**Task details**
Skip all pictures, then print the remaining material exactly.
--- begin Dataset excerpts ---
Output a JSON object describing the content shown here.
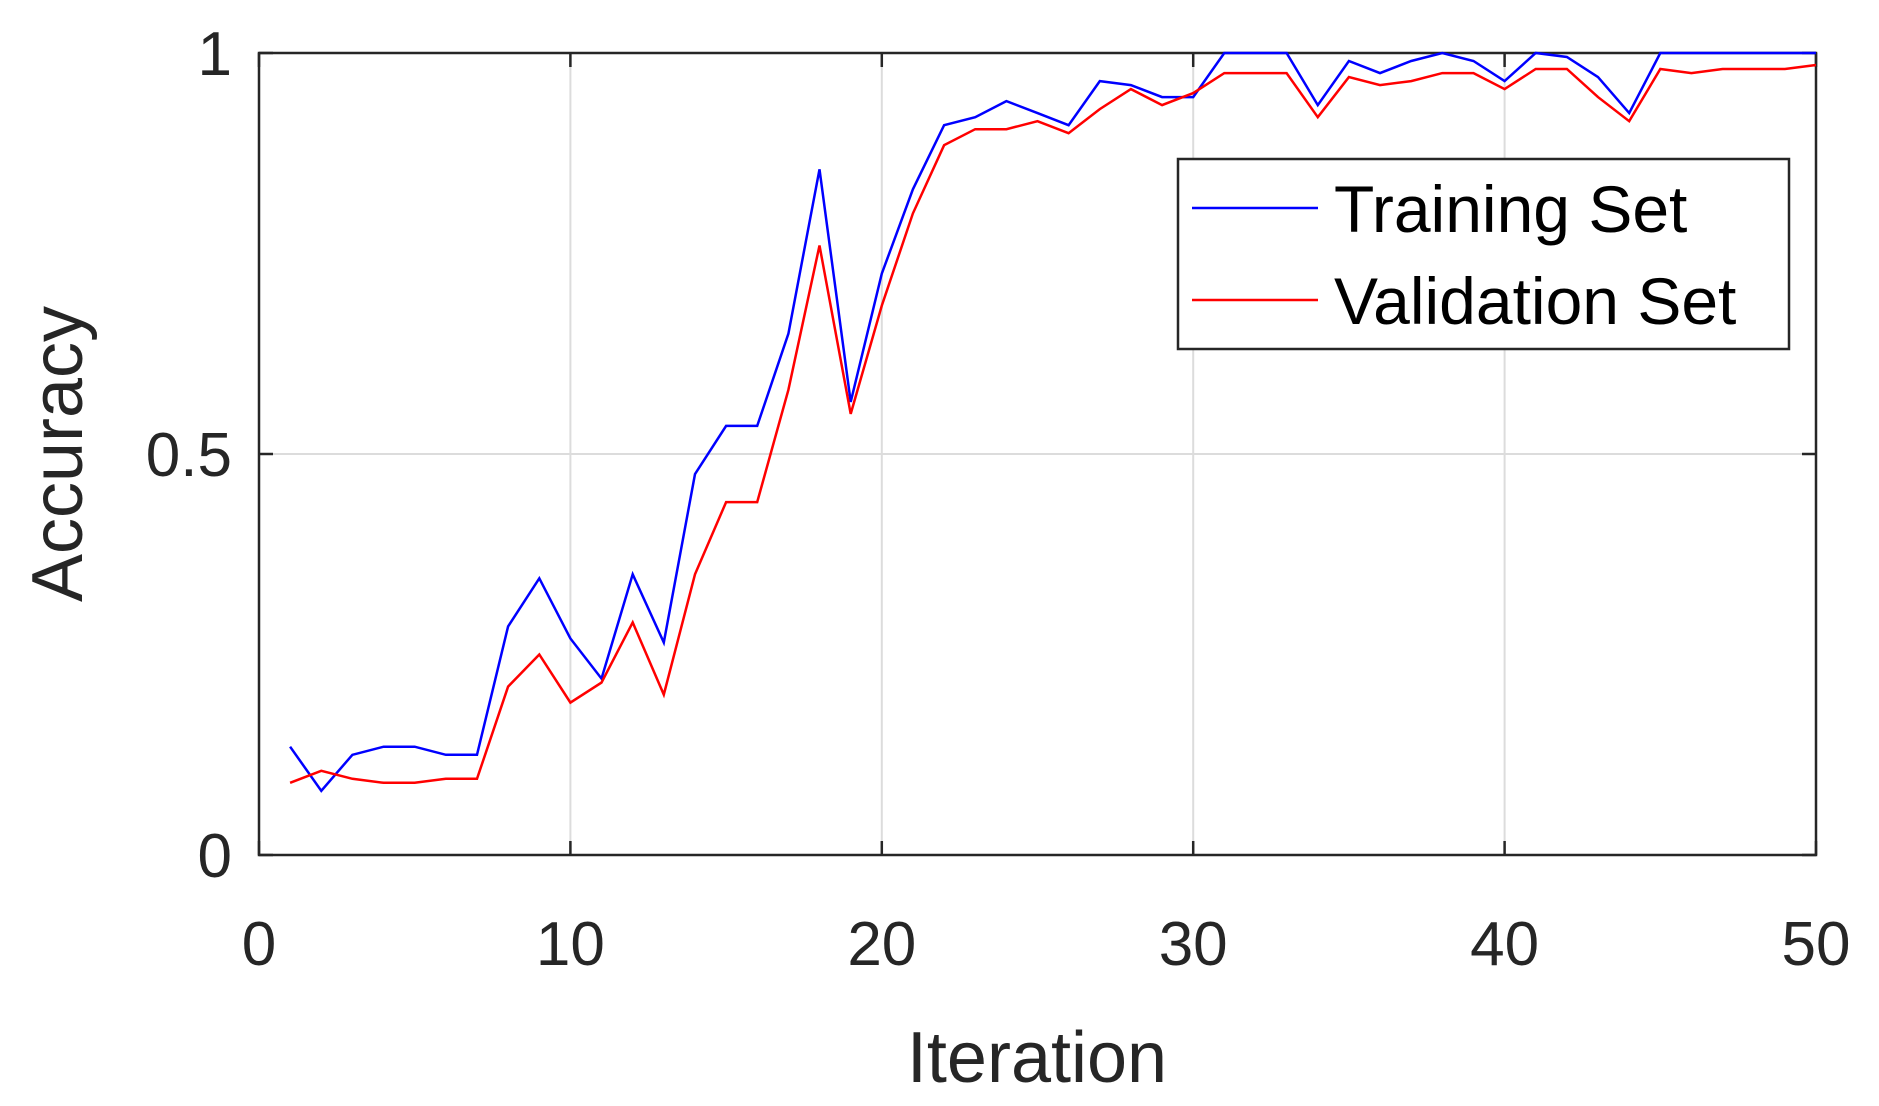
{
  "chart_data": {
    "type": "line",
    "xlabel": "Iteration",
    "ylabel": "Accuracy",
    "xlim": [
      0,
      50
    ],
    "ylim": [
      0,
      1
    ],
    "xticks": [
      0,
      10,
      20,
      30,
      40,
      50
    ],
    "yticks": [
      0,
      0.5,
      1
    ],
    "xtick_labels": [
      "0",
      "10",
      "20",
      "30",
      "40",
      "50"
    ],
    "ytick_labels": [
      "0",
      "0.5",
      "1"
    ],
    "grid": true,
    "legend_position": "top-right",
    "x": [
      1,
      2,
      3,
      4,
      5,
      6,
      7,
      8,
      9,
      10,
      11,
      12,
      13,
      14,
      15,
      16,
      17,
      18,
      19,
      20,
      21,
      22,
      23,
      24,
      25,
      26,
      27,
      28,
      29,
      30,
      31,
      32,
      33,
      34,
      35,
      36,
      37,
      38,
      39,
      40,
      41,
      42,
      43,
      44,
      45,
      46,
      47,
      48,
      49,
      50
    ],
    "series": [
      {
        "name": "Training Set",
        "color": "#0000ff",
        "values": [
          0.135,
          0.08,
          0.125,
          0.135,
          0.135,
          0.125,
          0.125,
          0.285,
          0.345,
          0.27,
          0.22,
          0.35,
          0.265,
          0.475,
          0.535,
          0.535,
          0.65,
          0.855,
          0.565,
          0.725,
          0.83,
          0.91,
          0.92,
          0.94,
          0.925,
          0.91,
          0.965,
          0.96,
          0.945,
          0.945,
          1.0,
          1.0,
          1.0,
          0.935,
          0.99,
          0.975,
          0.99,
          1.0,
          0.99,
          0.965,
          1.0,
          0.995,
          0.97,
          0.925,
          1.0,
          1.0,
          1.0,
          1.0,
          1.0,
          1.0
        ]
      },
      {
        "name": "Validation Set",
        "color": "#ff0000",
        "values": [
          0.09,
          0.105,
          0.095,
          0.09,
          0.09,
          0.095,
          0.095,
          0.21,
          0.25,
          0.19,
          0.215,
          0.29,
          0.2,
          0.35,
          0.44,
          0.44,
          0.58,
          0.76,
          0.55,
          0.685,
          0.8,
          0.885,
          0.905,
          0.905,
          0.915,
          0.9,
          0.93,
          0.955,
          0.935,
          0.95,
          0.975,
          0.975,
          0.975,
          0.92,
          0.97,
          0.96,
          0.965,
          0.975,
          0.975,
          0.955,
          0.98,
          0.98,
          0.945,
          0.915,
          0.98,
          0.975,
          0.98,
          0.98,
          0.98,
          0.985
        ]
      }
    ]
  }
}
--- end Dataset excerpts ---
**Answer to the exercise**
Output a JSON object describing the content shown here.
{
  "chart_data": {
    "type": "line",
    "xlabel": "Iteration",
    "ylabel": "Accuracy",
    "xlim": [
      0,
      50
    ],
    "ylim": [
      0,
      1
    ],
    "xticks": [
      0,
      10,
      20,
      30,
      40,
      50
    ],
    "yticks": [
      0,
      0.5,
      1
    ],
    "xtick_labels": [
      "0",
      "10",
      "20",
      "30",
      "40",
      "50"
    ],
    "ytick_labels": [
      "0",
      "0.5",
      "1"
    ],
    "grid": true,
    "legend_position": "top-right",
    "x": [
      1,
      2,
      3,
      4,
      5,
      6,
      7,
      8,
      9,
      10,
      11,
      12,
      13,
      14,
      15,
      16,
      17,
      18,
      19,
      20,
      21,
      22,
      23,
      24,
      25,
      26,
      27,
      28,
      29,
      30,
      31,
      32,
      33,
      34,
      35,
      36,
      37,
      38,
      39,
      40,
      41,
      42,
      43,
      44,
      45,
      46,
      47,
      48,
      49,
      50
    ],
    "series": [
      {
        "name": "Training Set",
        "color": "#0000ff",
        "values": [
          0.135,
          0.08,
          0.125,
          0.135,
          0.135,
          0.125,
          0.125,
          0.285,
          0.345,
          0.27,
          0.22,
          0.35,
          0.265,
          0.475,
          0.535,
          0.535,
          0.65,
          0.855,
          0.565,
          0.725,
          0.83,
          0.91,
          0.92,
          0.94,
          0.925,
          0.91,
          0.965,
          0.96,
          0.945,
          0.945,
          1.0,
          1.0,
          1.0,
          0.935,
          0.99,
          0.975,
          0.99,
          1.0,
          0.99,
          0.965,
          1.0,
          0.995,
          0.97,
          0.925,
          1.0,
          1.0,
          1.0,
          1.0,
          1.0,
          1.0
        ]
      },
      {
        "name": "Validation Set",
        "color": "#ff0000",
        "values": [
          0.09,
          0.105,
          0.095,
          0.09,
          0.09,
          0.095,
          0.095,
          0.21,
          0.25,
          0.19,
          0.215,
          0.29,
          0.2,
          0.35,
          0.44,
          0.44,
          0.58,
          0.76,
          0.55,
          0.685,
          0.8,
          0.885,
          0.905,
          0.905,
          0.915,
          0.9,
          0.93,
          0.955,
          0.935,
          0.95,
          0.975,
          0.975,
          0.975,
          0.92,
          0.97,
          0.96,
          0.965,
          0.975,
          0.975,
          0.955,
          0.98,
          0.98,
          0.945,
          0.915,
          0.98,
          0.975,
          0.98,
          0.98,
          0.98,
          0.985
        ]
      }
    ]
  }
}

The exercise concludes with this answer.